What is expected:
Look through the listing for the word "type". Copy each line that has it.

(Lines of data)
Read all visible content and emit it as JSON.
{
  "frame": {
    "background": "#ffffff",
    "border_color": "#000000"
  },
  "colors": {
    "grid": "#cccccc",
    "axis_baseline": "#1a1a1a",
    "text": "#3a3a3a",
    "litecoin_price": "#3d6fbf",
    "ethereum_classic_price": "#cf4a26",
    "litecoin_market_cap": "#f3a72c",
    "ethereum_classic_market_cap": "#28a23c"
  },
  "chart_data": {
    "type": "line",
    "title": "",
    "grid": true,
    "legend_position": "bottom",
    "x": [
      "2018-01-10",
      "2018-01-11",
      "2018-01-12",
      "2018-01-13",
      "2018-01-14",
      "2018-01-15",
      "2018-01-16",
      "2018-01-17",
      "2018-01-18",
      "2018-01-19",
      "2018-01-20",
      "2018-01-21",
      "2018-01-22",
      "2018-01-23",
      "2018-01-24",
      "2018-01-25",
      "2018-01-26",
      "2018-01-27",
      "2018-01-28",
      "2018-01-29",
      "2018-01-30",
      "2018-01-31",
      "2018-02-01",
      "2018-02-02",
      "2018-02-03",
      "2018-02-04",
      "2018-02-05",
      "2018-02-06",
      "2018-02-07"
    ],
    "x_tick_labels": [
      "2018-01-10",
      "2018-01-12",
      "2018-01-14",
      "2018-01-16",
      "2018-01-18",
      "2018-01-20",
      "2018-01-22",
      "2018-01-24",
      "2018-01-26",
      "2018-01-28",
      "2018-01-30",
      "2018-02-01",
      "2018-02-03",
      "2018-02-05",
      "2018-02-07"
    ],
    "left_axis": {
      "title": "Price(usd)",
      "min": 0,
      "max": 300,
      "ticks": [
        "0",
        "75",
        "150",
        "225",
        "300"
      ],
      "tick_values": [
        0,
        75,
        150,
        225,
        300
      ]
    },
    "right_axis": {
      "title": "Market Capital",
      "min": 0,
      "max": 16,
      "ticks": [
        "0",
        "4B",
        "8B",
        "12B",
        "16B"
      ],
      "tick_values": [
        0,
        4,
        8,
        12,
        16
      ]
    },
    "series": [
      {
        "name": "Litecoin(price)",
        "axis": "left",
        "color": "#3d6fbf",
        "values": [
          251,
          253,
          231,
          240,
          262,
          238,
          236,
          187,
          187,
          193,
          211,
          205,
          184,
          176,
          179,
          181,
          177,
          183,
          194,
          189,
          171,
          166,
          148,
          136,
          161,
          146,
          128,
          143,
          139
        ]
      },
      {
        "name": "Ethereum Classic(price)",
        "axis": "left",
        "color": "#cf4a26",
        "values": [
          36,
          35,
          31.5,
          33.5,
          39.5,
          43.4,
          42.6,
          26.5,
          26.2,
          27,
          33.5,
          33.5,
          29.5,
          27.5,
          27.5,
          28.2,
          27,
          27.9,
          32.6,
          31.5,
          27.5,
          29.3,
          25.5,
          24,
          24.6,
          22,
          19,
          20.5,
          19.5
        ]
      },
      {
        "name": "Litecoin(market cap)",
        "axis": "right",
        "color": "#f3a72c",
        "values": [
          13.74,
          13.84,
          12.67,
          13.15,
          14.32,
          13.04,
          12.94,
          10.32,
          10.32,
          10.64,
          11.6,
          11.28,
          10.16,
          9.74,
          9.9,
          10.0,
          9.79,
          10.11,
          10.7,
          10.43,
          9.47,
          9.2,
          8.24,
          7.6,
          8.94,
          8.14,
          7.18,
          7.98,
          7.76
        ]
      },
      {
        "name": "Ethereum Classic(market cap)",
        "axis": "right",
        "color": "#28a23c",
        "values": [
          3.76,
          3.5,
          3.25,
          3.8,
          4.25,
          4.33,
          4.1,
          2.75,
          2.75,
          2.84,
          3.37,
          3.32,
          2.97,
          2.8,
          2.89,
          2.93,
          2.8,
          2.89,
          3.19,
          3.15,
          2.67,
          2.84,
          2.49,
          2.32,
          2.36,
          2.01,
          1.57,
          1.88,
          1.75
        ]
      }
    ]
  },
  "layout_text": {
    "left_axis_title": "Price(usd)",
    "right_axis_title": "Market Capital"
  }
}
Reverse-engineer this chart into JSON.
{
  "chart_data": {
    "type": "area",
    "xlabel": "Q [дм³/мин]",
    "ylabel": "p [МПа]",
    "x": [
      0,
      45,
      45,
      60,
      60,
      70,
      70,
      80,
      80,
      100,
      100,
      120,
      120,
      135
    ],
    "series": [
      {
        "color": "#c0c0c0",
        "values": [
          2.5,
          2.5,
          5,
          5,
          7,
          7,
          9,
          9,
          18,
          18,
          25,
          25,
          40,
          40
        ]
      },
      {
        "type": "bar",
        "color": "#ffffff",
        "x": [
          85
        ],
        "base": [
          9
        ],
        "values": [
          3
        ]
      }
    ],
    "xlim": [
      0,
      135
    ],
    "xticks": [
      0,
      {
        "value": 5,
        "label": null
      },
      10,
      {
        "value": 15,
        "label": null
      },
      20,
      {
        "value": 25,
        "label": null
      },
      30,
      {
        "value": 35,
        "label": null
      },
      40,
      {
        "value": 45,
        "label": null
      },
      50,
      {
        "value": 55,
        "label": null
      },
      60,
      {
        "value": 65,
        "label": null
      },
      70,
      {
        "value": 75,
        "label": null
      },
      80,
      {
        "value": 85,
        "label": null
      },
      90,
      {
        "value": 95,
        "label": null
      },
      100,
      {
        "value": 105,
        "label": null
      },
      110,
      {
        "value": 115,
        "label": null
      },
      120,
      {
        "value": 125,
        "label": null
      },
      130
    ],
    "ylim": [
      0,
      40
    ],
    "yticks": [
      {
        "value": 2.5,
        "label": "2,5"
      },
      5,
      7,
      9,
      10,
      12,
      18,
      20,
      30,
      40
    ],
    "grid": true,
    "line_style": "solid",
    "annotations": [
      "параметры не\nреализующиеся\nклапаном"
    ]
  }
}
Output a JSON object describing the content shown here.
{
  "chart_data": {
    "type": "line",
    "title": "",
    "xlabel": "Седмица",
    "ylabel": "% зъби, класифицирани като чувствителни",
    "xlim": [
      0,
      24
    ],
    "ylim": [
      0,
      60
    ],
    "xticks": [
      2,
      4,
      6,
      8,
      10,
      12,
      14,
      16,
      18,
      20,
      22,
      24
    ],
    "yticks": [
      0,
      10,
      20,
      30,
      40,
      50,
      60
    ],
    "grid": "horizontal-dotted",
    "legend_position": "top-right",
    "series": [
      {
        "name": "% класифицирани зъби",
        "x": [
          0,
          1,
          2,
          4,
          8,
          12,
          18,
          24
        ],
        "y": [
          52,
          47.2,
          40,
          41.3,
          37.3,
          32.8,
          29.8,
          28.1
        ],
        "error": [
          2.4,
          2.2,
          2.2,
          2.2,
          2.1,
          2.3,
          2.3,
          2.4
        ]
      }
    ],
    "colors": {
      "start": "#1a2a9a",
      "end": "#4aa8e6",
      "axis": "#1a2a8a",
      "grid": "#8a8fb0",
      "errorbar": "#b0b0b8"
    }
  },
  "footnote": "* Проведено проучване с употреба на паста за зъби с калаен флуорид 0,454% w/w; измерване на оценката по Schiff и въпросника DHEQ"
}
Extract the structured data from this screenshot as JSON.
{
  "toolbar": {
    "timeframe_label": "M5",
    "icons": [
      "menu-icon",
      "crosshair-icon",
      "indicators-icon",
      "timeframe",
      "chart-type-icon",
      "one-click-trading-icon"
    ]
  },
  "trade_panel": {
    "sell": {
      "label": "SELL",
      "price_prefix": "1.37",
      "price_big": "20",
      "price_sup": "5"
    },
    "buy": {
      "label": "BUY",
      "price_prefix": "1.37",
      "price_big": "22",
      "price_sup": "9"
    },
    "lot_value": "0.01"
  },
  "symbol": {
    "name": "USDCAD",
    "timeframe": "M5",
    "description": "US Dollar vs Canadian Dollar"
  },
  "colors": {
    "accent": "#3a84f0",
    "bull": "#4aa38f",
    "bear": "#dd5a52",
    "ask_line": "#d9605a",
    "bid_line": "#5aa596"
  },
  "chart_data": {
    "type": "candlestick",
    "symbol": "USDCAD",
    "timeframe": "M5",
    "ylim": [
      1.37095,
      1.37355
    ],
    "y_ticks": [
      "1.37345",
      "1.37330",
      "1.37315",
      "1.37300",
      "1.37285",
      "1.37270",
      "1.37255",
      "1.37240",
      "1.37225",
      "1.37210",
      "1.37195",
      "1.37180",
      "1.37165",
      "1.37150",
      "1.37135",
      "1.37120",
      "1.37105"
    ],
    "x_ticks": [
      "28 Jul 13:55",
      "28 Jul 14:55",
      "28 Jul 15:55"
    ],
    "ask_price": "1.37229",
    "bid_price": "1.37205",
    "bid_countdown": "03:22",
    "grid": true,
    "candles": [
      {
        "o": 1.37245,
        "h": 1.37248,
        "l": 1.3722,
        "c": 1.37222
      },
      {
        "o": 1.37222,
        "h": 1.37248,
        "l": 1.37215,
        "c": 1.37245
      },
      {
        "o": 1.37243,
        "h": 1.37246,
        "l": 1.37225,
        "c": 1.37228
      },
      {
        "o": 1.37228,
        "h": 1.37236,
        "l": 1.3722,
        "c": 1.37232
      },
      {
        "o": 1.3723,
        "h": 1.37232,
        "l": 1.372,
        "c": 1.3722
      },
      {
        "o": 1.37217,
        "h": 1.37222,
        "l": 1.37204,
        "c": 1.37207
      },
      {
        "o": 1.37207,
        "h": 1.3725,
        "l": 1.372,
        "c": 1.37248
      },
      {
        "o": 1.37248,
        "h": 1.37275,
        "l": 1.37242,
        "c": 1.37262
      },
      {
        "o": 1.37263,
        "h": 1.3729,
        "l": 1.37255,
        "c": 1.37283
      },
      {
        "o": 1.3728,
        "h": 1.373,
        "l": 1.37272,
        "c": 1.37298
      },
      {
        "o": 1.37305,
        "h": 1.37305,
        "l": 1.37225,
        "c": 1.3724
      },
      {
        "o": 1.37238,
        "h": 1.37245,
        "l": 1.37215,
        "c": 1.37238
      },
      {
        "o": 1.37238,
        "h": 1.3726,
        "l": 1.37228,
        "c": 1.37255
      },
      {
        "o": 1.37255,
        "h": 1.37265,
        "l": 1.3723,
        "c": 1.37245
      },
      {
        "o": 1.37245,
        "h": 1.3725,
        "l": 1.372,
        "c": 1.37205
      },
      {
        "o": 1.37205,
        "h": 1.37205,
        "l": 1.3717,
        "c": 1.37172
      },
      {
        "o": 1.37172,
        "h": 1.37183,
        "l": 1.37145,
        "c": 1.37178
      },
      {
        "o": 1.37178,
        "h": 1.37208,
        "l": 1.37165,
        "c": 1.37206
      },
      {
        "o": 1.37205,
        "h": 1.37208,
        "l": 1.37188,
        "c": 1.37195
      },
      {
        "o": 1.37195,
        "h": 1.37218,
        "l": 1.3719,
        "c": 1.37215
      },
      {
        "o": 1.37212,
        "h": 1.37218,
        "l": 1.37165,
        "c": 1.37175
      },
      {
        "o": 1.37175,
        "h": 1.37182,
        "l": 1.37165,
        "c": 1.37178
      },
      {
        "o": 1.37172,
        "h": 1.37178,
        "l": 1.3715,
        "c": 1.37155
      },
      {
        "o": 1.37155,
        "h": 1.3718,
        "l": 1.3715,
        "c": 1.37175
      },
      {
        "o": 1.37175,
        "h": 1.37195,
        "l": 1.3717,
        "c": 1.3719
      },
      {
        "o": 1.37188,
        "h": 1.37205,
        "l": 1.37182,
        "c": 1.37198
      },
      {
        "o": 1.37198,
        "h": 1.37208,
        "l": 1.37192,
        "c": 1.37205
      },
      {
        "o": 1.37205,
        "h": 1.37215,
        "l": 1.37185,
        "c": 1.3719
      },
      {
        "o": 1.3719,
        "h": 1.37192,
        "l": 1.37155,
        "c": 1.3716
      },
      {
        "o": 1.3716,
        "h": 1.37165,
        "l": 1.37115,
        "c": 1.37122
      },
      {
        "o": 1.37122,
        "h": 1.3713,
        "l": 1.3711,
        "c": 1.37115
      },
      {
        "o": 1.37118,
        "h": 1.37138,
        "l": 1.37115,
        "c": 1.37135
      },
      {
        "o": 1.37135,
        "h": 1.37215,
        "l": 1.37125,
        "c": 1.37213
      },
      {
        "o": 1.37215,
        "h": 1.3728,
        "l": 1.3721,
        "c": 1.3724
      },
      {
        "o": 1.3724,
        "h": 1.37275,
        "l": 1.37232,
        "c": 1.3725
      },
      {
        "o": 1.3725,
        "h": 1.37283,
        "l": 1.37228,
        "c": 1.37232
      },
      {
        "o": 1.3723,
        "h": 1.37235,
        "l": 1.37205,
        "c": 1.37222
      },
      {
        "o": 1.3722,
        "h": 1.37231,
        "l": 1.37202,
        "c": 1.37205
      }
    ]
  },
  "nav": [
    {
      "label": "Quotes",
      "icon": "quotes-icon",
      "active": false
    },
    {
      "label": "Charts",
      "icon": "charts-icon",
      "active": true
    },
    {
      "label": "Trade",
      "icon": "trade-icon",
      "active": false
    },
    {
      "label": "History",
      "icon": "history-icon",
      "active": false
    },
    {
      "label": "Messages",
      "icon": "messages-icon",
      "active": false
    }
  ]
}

Correct output:
    "type": "line",
    "type": "area",
        "type": "bar",
    "type": "line",
      "chart-type-icon",
    "type": "candlestick",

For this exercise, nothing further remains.